--- AUSZUG ---
──────
# 42LV4500 per HDMI an PC (GTX570) anschließen (Problem)



## -MIRROR- (4. Februar 2012)

*42LV4500 per HDMI an PC (GTX570) anschließen (Problem)*

Hey Leute, ich habe ein Problem. 

Der Fernseher funktioniert einwandfrei, der PC im Prinzip auch. Der PC ist per DVI-D an den Acer GD245HQ angeschlossen, dort wird auch das Bild angezeigt. Der 42LV4500 ist per HDMI an den PC angeschlossen. Jedoch wird der Fernseher in der Nvidia Systemsteuerung oder sonstwo erkannt, nirgends zu finden. Habe auch schon alles komplett ausgemacht, neu angeschlossne inkl. HDMI-Anschluss-Wechsel, dann PC gestartet und dann Fernseher, aber es ließ sich nichts machen, habe auch beim Fernseher auf HDMi geschalten gehabt -> kein Signal. Kabel sitzt super und so.
──────
--- AUSZÜGE AUS DATENSÄTZEN ---
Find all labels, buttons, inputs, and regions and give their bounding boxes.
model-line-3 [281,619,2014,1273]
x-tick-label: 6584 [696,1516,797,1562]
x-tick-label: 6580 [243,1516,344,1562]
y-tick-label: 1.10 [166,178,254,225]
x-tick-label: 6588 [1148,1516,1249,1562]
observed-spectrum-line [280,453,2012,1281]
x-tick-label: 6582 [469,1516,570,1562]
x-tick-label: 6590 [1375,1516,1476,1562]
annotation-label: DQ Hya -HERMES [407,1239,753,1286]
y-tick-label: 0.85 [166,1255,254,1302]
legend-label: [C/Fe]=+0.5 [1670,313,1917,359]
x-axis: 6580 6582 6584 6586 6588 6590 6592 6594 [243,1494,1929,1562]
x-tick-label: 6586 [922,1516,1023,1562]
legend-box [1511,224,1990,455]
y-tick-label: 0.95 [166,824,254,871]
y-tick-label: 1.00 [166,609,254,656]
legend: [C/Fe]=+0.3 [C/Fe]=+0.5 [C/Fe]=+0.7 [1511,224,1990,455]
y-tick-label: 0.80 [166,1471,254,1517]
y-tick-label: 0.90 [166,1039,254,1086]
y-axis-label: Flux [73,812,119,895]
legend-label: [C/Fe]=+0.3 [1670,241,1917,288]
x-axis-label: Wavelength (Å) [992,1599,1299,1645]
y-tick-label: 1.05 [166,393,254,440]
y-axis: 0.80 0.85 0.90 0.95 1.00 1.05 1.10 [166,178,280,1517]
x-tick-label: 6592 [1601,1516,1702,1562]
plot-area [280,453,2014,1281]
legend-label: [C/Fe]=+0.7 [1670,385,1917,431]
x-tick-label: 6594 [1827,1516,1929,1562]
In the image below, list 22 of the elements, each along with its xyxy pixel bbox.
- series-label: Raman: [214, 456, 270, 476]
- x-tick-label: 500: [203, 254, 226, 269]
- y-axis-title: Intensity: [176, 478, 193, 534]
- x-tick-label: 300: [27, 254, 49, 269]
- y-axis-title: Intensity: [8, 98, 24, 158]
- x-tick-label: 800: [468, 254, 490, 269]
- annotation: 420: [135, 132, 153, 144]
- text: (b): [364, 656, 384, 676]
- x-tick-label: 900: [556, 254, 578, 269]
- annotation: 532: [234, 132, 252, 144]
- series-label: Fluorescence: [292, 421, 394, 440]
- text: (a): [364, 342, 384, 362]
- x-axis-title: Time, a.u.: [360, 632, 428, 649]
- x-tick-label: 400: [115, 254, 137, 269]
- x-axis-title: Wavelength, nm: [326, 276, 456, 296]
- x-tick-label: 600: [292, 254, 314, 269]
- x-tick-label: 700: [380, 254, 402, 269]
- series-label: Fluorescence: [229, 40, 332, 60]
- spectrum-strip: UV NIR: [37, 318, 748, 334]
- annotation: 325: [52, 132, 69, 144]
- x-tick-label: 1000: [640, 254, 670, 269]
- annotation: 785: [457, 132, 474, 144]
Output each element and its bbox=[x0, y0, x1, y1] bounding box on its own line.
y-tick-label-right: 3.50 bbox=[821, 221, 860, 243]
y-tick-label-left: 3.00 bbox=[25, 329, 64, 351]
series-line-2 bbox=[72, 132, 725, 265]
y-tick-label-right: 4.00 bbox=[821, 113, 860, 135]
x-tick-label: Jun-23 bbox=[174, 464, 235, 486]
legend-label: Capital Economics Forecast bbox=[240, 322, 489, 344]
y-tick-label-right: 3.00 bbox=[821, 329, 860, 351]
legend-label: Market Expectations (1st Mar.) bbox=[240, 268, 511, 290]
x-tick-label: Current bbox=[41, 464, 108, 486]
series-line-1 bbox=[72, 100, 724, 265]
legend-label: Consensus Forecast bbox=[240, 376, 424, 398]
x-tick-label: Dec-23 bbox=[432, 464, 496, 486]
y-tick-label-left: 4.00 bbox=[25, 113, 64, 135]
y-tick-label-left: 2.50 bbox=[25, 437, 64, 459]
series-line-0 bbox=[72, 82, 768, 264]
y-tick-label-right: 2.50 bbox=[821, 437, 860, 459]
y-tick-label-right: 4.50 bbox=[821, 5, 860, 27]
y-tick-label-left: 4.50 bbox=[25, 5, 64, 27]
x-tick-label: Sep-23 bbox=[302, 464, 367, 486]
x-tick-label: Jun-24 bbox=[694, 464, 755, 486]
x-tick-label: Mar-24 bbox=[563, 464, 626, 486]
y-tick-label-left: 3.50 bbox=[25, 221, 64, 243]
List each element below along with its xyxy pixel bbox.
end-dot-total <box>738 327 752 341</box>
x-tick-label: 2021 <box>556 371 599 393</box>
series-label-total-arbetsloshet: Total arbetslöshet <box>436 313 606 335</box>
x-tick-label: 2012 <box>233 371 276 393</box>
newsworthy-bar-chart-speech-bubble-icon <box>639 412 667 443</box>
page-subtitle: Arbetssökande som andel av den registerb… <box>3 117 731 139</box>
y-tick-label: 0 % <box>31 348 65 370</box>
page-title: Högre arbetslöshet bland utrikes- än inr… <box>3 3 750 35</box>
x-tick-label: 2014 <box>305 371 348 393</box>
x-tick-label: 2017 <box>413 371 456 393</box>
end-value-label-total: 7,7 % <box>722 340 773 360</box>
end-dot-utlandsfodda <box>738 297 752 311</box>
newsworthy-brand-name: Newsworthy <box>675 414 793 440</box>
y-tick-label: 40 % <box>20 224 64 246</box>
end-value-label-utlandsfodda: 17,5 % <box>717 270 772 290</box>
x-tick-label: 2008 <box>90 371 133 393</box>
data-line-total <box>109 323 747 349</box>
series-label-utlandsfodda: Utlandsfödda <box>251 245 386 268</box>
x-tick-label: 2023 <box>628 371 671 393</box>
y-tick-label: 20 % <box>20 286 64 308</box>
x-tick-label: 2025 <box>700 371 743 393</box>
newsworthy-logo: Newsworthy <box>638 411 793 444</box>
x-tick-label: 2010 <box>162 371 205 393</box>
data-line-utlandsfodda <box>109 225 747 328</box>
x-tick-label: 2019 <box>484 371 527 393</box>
──────
--- AUFGABENSTELLUNG ---
Über welchen Anschluss ist der PC laut dem Forenbeitrag mit dem Acer GD245HQ verbunden?

--- LÖSUNG ---
Über DVI-D.